# Challenge:
From the listing that follows, extract every line and set it down unaltered.

Saved entries:
---+---
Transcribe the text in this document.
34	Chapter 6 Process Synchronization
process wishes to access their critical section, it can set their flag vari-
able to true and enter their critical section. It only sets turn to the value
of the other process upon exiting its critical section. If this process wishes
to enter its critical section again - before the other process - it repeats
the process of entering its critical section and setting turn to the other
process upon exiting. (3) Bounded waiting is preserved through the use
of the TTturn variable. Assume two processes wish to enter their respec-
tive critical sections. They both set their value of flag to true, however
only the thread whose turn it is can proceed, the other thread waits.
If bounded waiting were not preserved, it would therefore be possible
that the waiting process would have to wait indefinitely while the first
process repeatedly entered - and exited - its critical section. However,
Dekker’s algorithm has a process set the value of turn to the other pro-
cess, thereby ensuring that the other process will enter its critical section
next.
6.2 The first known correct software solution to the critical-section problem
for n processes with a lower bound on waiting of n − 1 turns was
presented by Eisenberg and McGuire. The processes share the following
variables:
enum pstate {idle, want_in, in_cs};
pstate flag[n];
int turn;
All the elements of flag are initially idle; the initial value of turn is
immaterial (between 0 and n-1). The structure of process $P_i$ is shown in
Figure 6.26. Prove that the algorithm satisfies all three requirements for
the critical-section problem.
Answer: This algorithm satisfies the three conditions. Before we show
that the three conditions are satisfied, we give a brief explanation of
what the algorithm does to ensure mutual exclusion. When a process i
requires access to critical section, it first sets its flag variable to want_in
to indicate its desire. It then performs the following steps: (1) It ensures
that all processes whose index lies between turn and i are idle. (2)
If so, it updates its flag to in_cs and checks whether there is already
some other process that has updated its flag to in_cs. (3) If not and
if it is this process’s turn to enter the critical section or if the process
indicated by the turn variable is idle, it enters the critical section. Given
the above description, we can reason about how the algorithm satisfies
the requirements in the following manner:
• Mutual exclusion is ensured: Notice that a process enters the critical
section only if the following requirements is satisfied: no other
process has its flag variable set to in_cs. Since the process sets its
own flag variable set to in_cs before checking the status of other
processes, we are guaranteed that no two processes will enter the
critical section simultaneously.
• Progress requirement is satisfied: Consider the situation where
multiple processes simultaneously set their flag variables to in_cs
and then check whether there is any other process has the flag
---+---
# Answer to this task:
Transcribe the text in this document.
34	Chapter 6 Process Synchronization
process wishes to access their critical section, it can set their flag vari-
able to true and enter their critical section. It only sets turn to the value
of the other process upon exiting its critical section. If this process wishes
to enter its critical section again - before the other process - it repeats
the process of entering its critical section and setting turn to the other
process upon exiting. (3) Bounded waiting is preserved through the use
of the TTturn variable. Assume two processes wish to enter their respec-
tive critical sections. They both set their value of flag to true, however
only the thread whose turn it is can proceed, the other thread waits.
If bounded waiting were not preserved, it would therefore be possible
that the waiting process would have to wait indefinitely while the first
process repeatedly entered - and exited - its critical section. However,
Dekker’s algorithm has a process set the value of turn to the other pro-
cess, thereby ensuring that the other process will enter its critical section
next.
6.2 The first known correct software solution to the critical-section problem
for n processes with a lower bound on waiting of n − 1 turns was
presented by Eisenberg and McGuire. The processes share the following
variables:
enum pstate {idle, want_in, in_cs};
pstate flag[n];
int turn;
All the elements of flag are initially idle; the initial value of turn is
immaterial (between 0 and n-1). The structure of process $P_i$ is shown in
Figure 6.26. Prove that the algorithm satisfies all three requirements for
the critical-section problem.
Answer: This algorithm satisfies the three conditions. Before we show
that the three conditions are satisfied, we give a brief explanation of
what the algorithm does to ensure mutual exclusion. When a process i
requires access to critical section, it first sets its flag variable to want_in
to indicate its desire. It then performs the following steps: (1) It ensures
that all processes whose index lies between turn and i are idle. (2)
If so, it updates its flag to in_cs and checks whether there is already
some other process that has updated its flag to in_cs. (3) If not and
if it is this process’s turn to enter the critical section or if the process
indicated by the turn variable is idle, it enters the critical section. Given
the above description, we can reason about how the algorithm satisfies
the requirements in the following manner:
• Mutual exclusion is ensured: Notice that a process enters the critical
section only if the following requirements is satisfied: no other
process has its flag variable set to in_cs. Since the process sets its
own flag variable set to in_cs before checking the status of other
processes, we are guaranteed that no two processes will enter the
critical section simultaneously.
• Progress requirement is satisfied: Consider the situation where
multiple processes simultaneously set their flag variables to in_cs
and then check whether there is any other process has the flag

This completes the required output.